··· DATA EXTRACT
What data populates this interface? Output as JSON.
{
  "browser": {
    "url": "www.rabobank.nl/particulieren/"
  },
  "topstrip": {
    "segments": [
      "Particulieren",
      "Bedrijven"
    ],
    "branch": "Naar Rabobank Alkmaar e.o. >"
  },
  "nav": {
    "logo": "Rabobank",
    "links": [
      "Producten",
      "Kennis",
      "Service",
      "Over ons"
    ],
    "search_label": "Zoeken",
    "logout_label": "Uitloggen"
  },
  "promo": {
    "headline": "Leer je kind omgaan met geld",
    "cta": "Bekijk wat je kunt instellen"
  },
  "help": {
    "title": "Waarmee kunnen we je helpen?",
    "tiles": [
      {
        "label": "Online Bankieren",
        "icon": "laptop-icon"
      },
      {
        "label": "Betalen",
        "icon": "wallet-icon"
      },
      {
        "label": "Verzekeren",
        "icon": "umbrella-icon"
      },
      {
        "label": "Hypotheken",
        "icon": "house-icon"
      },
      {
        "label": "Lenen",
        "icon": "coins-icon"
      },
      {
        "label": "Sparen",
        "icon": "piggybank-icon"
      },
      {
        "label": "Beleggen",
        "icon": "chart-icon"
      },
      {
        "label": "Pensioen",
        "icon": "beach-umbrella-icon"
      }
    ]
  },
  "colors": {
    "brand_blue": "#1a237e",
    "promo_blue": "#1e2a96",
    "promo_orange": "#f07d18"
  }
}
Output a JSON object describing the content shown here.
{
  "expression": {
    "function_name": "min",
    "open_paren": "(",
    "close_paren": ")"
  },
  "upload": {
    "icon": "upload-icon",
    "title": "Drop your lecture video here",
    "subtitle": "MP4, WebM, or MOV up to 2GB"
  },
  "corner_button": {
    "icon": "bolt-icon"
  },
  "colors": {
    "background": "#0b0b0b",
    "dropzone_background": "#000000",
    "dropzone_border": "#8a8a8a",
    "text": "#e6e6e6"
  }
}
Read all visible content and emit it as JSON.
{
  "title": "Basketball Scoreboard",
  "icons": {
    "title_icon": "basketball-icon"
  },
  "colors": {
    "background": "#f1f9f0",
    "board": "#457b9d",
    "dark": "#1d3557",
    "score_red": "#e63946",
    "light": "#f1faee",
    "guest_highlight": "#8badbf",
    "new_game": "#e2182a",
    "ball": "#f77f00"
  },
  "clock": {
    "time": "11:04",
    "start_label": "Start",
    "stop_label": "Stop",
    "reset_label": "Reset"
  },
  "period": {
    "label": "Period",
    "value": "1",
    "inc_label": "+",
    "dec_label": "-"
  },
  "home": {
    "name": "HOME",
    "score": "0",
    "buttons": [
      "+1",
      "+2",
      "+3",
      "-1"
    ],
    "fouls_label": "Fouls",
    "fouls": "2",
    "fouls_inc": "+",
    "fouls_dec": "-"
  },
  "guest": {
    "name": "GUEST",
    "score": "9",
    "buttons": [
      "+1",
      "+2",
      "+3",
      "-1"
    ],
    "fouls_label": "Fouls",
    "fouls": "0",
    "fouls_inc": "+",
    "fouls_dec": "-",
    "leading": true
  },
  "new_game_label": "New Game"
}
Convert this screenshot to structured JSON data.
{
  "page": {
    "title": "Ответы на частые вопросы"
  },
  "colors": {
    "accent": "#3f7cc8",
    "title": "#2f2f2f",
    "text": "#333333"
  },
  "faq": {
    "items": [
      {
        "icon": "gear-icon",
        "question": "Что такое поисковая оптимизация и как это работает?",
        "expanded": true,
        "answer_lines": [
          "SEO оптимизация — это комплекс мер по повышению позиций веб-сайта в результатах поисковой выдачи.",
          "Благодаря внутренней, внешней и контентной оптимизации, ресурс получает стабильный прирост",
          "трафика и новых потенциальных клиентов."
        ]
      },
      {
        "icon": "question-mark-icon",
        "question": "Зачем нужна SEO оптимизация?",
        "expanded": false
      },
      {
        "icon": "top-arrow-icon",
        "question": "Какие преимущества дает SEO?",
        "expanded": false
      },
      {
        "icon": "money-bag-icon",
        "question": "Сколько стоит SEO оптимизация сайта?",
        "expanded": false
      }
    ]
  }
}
······
• PROBLEM REQUIREMENTS
Write out every line of the entries that holds the word "here".

• RESPONSE
Output a JSON object describing the content shown here.
    "title": "Drop your lecture video here",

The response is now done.